• _Requirement_: Please turn the stretch of the records from the line containing "find all labels, buttons, inputs, and" through the line containing "filler-word-mark: [507, 399, 536, 402]", both included, into a numbered list, leaving out blank lines and any pictures.
** START Material shown **
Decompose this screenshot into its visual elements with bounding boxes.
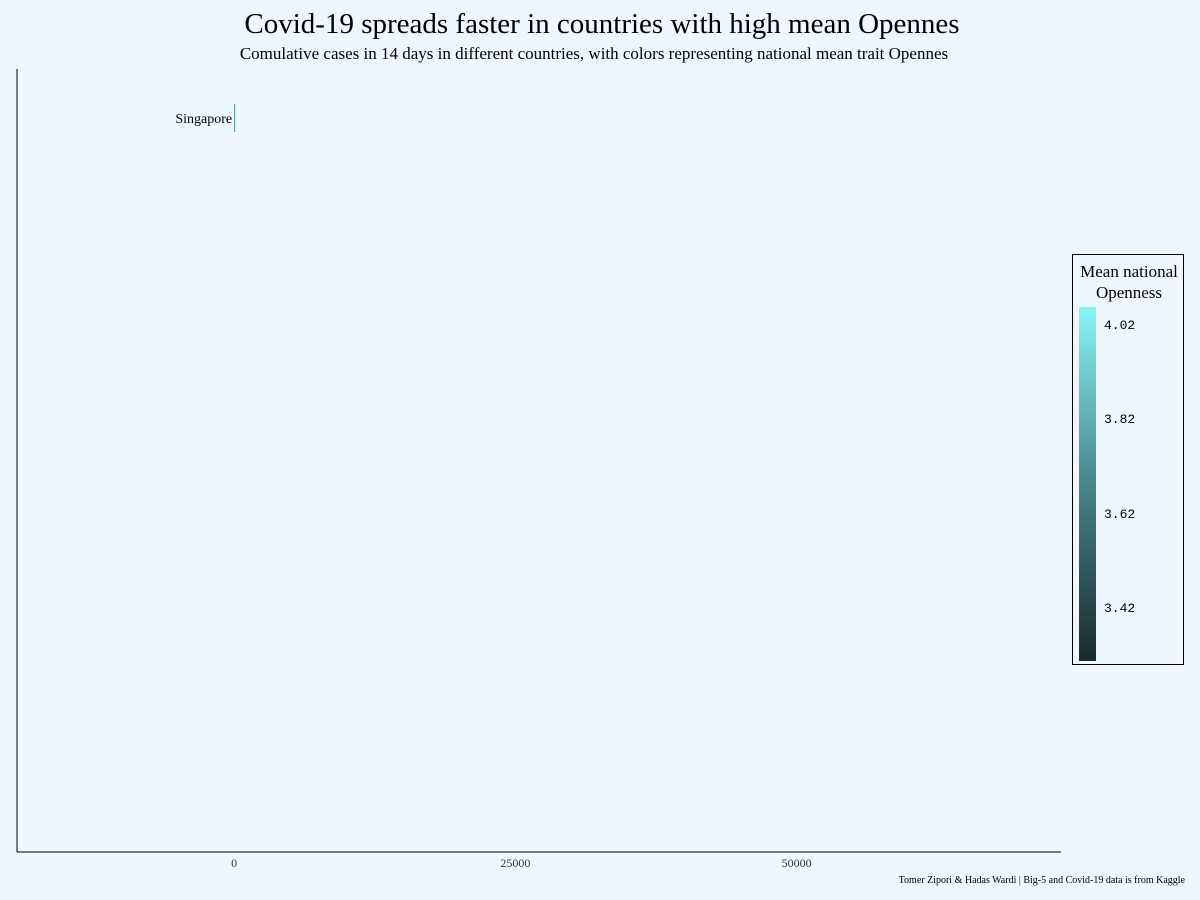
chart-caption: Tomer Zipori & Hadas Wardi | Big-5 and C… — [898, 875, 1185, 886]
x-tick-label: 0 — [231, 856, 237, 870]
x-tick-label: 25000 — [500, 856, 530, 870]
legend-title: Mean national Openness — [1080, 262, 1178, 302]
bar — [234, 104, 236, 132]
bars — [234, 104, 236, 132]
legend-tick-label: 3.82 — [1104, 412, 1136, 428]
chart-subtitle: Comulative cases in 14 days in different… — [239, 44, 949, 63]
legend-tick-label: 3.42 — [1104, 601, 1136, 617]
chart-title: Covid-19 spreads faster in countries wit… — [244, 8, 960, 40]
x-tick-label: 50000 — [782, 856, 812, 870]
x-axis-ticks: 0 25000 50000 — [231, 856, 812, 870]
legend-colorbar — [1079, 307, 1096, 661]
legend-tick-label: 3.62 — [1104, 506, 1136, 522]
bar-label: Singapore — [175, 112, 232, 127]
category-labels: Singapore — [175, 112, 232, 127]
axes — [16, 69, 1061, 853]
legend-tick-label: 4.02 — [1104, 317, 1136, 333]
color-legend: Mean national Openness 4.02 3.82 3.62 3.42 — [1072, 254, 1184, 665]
** END Material shown **
** START Material shown **
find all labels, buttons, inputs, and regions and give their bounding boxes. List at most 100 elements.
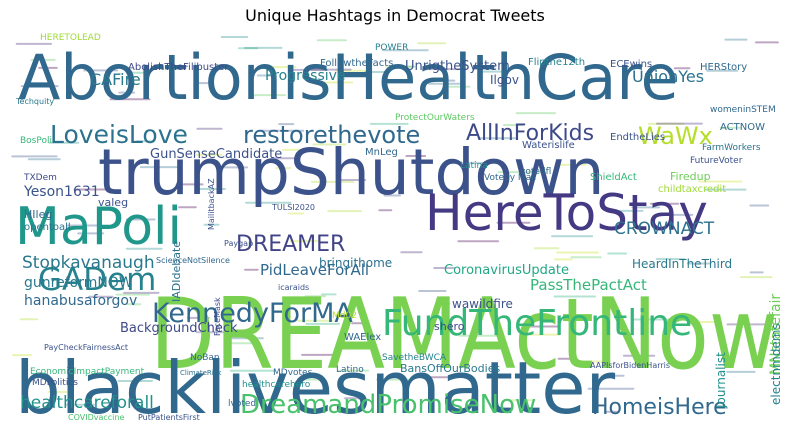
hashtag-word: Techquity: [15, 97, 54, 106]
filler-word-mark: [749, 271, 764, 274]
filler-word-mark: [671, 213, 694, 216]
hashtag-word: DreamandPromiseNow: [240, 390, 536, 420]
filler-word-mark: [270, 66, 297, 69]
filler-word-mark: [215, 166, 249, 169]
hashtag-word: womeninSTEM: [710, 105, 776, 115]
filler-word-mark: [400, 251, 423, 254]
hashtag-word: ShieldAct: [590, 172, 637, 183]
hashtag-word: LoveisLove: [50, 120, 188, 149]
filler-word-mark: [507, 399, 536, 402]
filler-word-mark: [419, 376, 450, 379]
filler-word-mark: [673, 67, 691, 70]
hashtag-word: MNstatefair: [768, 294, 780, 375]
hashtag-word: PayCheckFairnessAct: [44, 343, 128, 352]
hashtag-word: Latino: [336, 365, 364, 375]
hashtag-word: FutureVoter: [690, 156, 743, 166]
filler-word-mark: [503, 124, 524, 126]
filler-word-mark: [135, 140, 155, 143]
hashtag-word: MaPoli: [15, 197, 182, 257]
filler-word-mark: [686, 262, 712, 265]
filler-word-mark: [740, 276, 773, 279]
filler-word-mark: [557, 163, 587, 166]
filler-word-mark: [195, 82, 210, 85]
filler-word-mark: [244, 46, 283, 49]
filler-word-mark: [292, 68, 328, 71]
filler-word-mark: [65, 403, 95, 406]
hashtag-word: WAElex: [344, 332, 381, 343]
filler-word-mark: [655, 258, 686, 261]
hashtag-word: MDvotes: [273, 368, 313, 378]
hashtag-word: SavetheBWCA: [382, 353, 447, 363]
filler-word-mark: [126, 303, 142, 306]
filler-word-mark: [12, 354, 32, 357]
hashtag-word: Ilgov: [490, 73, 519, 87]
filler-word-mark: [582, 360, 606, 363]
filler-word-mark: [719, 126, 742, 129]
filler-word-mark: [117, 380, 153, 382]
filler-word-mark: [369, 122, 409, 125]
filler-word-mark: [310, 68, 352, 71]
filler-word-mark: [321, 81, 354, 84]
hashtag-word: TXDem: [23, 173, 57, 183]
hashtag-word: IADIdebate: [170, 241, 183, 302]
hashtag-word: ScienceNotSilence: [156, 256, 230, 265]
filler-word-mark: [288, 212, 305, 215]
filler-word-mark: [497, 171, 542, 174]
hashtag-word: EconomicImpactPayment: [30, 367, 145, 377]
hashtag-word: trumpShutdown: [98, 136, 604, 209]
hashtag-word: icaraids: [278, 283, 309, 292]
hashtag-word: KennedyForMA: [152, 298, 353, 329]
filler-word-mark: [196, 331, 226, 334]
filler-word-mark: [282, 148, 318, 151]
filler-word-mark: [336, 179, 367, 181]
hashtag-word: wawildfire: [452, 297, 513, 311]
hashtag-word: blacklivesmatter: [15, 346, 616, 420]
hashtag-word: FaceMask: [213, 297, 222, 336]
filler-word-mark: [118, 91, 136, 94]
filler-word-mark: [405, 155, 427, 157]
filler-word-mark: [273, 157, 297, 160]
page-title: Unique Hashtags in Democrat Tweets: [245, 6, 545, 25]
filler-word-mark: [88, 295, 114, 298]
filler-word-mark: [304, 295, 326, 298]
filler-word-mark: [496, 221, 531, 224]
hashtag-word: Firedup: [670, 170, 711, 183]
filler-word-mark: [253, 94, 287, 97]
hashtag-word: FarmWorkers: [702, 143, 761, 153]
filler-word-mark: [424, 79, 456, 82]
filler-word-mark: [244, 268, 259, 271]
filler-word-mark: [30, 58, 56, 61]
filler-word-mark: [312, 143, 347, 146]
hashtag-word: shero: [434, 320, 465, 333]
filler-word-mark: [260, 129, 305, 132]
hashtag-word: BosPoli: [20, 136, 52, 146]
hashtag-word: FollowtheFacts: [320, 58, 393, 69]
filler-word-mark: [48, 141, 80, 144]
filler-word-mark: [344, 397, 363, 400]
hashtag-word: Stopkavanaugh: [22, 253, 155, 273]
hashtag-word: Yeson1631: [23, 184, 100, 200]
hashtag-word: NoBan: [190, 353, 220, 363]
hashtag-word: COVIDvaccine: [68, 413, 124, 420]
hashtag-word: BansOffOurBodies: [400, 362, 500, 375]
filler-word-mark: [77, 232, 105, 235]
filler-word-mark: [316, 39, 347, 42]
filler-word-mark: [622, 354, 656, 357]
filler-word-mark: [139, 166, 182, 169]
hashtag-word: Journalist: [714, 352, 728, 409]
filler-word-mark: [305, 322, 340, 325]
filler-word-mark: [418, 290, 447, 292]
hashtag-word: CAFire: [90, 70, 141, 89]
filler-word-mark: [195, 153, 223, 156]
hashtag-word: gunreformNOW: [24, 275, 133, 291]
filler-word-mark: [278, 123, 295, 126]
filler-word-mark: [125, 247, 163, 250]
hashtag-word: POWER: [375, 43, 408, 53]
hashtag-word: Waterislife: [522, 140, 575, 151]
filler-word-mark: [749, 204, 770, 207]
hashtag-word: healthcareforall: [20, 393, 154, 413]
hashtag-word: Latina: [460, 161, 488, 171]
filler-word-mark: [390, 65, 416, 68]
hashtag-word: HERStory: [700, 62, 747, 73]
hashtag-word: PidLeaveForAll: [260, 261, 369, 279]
** END Material shown **
** START Material shown **
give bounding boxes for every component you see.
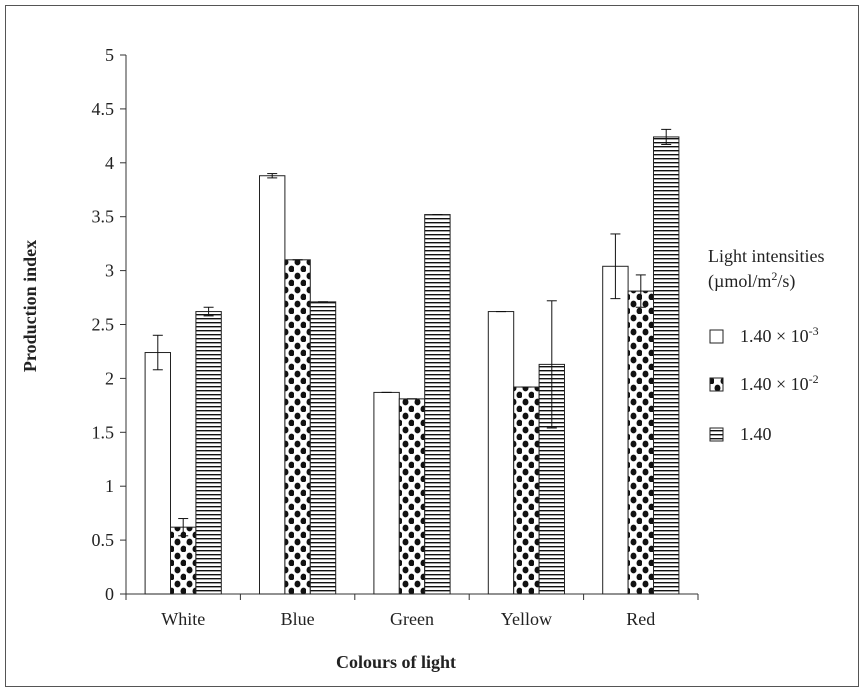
** END Material shown **
• _Exercise answer_:
1. find all labels, buttons, inputs, and regions and give their bounding boxes. List at most 100 elements.
2. hashtag-word: Techquity: [15, 97, 54, 106]
3. filler-word-mark: [749, 271, 764, 274]
4. filler-word-mark: [671, 213, 694, 216]
5. hashtag-word: DreamandPromiseNow: [240, 390, 536, 420]
6. filler-word-mark: [270, 66, 297, 69]
7. filler-word-mark: [215, 166, 249, 169]
8. hashtag-word: womeninSTEM: [710, 105, 776, 115]
9. filler-word-mark: [400, 251, 423, 254]
10. hashtag-word: ShieldAct: [590, 172, 637, 183]
11. hashtag-word: LoveisLove: [50, 120, 188, 149]
12. filler-word-mark: [507, 399, 536, 402]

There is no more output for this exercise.